▶ [TASK OBJECTIVE]:
From the entries below, please gather each line containing the string "brand".

(Extracted data entries)
## start

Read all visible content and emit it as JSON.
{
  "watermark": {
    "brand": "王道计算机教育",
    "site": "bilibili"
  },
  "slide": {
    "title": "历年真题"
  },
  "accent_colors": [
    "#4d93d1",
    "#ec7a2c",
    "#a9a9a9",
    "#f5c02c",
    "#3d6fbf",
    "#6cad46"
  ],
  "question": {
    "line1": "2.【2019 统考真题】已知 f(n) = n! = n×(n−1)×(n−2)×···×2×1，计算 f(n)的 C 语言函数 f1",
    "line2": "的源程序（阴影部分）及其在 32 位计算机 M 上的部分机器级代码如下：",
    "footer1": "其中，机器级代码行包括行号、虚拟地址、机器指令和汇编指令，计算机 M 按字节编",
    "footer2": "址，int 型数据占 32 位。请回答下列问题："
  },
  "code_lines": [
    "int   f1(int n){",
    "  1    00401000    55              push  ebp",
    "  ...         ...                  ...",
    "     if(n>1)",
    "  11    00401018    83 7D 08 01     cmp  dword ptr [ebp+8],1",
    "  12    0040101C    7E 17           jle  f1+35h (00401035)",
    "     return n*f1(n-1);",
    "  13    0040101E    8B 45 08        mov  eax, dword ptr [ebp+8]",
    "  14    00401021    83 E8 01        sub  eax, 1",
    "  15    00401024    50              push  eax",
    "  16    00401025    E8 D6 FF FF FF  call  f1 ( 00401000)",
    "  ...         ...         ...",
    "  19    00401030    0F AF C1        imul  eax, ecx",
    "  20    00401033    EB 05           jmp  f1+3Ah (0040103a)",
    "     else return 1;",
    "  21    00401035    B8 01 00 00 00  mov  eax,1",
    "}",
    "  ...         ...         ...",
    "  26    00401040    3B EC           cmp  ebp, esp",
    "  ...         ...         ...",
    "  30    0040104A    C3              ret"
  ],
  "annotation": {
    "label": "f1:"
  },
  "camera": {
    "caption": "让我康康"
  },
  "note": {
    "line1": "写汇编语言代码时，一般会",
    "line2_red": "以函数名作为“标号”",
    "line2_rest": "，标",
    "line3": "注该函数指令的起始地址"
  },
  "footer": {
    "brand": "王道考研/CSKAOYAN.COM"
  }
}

## end

▶ [TASK RESULT]:
    "brand": "王道计算机教育",
    "brand": "王道考研/CSKAOYAN.COM"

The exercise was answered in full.